Quote all entries in full, exactly.
__________
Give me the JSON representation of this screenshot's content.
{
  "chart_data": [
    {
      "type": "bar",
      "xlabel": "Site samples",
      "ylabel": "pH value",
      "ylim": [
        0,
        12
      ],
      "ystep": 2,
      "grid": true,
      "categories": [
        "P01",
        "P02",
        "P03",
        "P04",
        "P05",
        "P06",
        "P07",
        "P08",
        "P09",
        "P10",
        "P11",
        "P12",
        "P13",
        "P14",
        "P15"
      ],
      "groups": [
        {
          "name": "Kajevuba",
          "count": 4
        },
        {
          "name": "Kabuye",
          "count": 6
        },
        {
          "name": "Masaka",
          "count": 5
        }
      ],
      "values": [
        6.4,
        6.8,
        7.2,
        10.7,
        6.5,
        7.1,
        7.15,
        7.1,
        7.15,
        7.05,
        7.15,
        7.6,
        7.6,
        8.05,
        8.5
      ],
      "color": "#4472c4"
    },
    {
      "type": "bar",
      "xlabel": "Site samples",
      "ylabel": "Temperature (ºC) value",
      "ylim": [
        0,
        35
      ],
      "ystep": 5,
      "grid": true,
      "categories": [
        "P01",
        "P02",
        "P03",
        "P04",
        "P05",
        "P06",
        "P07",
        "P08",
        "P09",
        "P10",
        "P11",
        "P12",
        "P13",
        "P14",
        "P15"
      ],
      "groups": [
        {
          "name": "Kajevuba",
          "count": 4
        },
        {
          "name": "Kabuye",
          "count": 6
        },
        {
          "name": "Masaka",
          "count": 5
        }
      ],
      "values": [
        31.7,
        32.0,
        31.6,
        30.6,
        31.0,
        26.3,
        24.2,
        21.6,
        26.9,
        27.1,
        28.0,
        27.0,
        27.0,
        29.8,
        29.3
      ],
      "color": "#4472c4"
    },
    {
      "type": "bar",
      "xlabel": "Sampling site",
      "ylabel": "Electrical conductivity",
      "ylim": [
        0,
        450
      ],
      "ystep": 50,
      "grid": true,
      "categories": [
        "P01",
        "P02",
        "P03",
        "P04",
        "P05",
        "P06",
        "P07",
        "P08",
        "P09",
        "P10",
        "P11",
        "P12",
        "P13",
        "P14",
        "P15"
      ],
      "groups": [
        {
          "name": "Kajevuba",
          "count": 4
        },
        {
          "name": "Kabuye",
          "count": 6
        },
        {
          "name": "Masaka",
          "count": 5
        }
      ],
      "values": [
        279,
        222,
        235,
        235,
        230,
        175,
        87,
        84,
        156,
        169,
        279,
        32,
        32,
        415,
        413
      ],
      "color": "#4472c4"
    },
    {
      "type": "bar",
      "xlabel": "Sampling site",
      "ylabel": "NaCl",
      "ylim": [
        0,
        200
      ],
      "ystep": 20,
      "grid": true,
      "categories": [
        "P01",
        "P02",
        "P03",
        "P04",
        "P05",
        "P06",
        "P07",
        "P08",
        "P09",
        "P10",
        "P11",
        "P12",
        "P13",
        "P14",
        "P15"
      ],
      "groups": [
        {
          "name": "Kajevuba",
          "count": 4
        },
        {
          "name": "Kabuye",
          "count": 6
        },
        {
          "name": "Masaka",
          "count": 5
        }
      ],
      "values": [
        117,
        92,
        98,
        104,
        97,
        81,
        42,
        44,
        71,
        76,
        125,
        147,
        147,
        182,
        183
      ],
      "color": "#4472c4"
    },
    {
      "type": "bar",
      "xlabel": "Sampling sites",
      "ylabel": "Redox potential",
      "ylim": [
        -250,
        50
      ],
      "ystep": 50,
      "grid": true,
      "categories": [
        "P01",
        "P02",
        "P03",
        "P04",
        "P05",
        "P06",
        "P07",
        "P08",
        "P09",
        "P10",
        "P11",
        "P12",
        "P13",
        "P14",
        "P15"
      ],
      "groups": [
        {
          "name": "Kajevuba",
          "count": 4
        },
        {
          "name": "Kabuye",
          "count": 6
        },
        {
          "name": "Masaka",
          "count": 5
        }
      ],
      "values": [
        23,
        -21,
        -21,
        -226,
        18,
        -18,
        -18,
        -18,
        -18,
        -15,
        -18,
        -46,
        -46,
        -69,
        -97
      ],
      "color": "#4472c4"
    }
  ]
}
__________
#### [The output]
Give me the JSON representation of this screenshot's content.
{
  "chart_data": [
    {
      "type": "bar",
      "xlabel": "Site samples",
      "ylabel": "pH value",
      "ylim": [
        0,
        12
      ],
      "ystep": 2,
      "grid": true,
      "categories": [
        "P01",
        "P02",
        "P03",
        "P04",
        "P05",
        "P06",
        "P07",
        "P08",
        "P09",
        "P10",
        "P11",
        "P12",
        "P13",
        "P14",
        "P15"
      ],
      "groups": [
        {
          "name": "Kajevuba",
          "count": 4
        },
        {
          "name": "Kabuye",
          "count": 6
        },
        {
          "name": "Masaka",
          "count": 5
        }
      ],
      "values": [
        6.4,
        6.8,
        7.2,
        10.7,
        6.5,
        7.1,
        7.15,
        7.1,
        7.15,
        7.05,
        7.15,
        7.6,
        7.6,
        8.05,
        8.5
      ],
      "color": "#4472c4"
    },
    {
      "type": "bar",
      "xlabel": "Site samples",
      "ylabel": "Temperature (ºC) value",
      "ylim": [
        0,
        35
      ],
      "ystep": 5,
      "grid": true,
      "categories": [
        "P01",
        "P02",
        "P03",
        "P04",
        "P05",
        "P06",
        "P07",
        "P08",
        "P09",
        "P10",
        "P11",
        "P12",
        "P13",
        "P14",
        "P15"
      ],
      "groups": [
        {
          "name": "Kajevuba",
          "count": 4
        },
        {
          "name": "Kabuye",
          "count": 6
        },
        {
          "name": "Masaka",
          "count": 5
        }
      ],
      "values": [
        31.7,
        32.0,
        31.6,
        30.6,
        31.0,
        26.3,
        24.2,
        21.6,
        26.9,
        27.1,
        28.0,
        27.0,
        27.0,
        29.8,
        29.3
      ],
      "color": "#4472c4"
    },
    {
      "type": "bar",
      "xlabel": "Sampling site",
      "ylabel": "Electrical conductivity",
      "ylim": [
        0,
        450
      ],
      "ystep": 50,
      "grid": true,
      "categories": [
        "P01",
        "P02",
        "P03",
        "P04",
        "P05",
        "P06",
        "P07",
        "P08",
        "P09",
        "P10",
        "P11",
        "P12",
        "P13",
        "P14",
        "P15"
      ],
      "groups": [
        {
          "name": "Kajevuba",
          "count": 4
        },
        {
          "name": "Kabuye",
          "count": 6
        },
        {
          "name": "Masaka",
          "count": 5
        }
      ],
      "values": [
        279,
        222,
        235,
        235,
        230,
        175,
        87,
        84,
        156,
        169,
        279,
        32,
        32,
        415,
        413
      ],
      "color": "#4472c4"
    },
    {
      "type": "bar",
      "xlabel": "Sampling site",
      "ylabel": "NaCl",
      "ylim": [
        0,
        200
      ],
      "ystep": 20,
      "grid": true,
      "categories": [
        "P01",
        "P02",
        "P03",
        "P04",
        "P05",
        "P06",
        "P07",
        "P08",
        "P09",
        "P10",
        "P11",
        "P12",
        "P13",
        "P14",
        "P15"
      ],
      "groups": [
        {
          "name": "Kajevuba",
          "count": 4
        },
        {
          "name": "Kabuye",
          "count": 6
        },
        {
          "name": "Masaka",
          "count": 5
        }
      ],
      "values": [
        117,
        92,
        98,
        104,
        97,
        81,
        42,
        44,
        71,
        76,
        125,
        147,
        147,
        182,
        183
      ],
      "color": "#4472c4"
    },
    {
      "type": "bar",
      "xlabel": "Sampling sites",
      "ylabel": "Redox potential",
      "ylim": [
        -250,
        50
      ],
      "ystep": 50,
      "grid": true,
      "categories": [
        "P01",
        "P02",
        "P03",
        "P04",
        "P05",
        "P06",
        "P07",
        "P08",
        "P09",
        "P10",
        "P11",
        "P12",
        "P13",
        "P14",
        "P15"
      ],
      "groups": [
        {
          "name": "Kajevuba",
          "count": 4
        },
        {
          "name": "Kabuye",
          "count": 6
        },
        {
          "name": "Masaka",
          "count": 5
        }
      ],
      "values": [
        23,
        -21,
        -21,
        -226,
        18,
        -18,
        -18,
        -18,
        -18,
        -15,
        -18,
        -46,
        -46,
        -69,
        -97
      ],
      "color": "#4472c4"
    }
  ]
}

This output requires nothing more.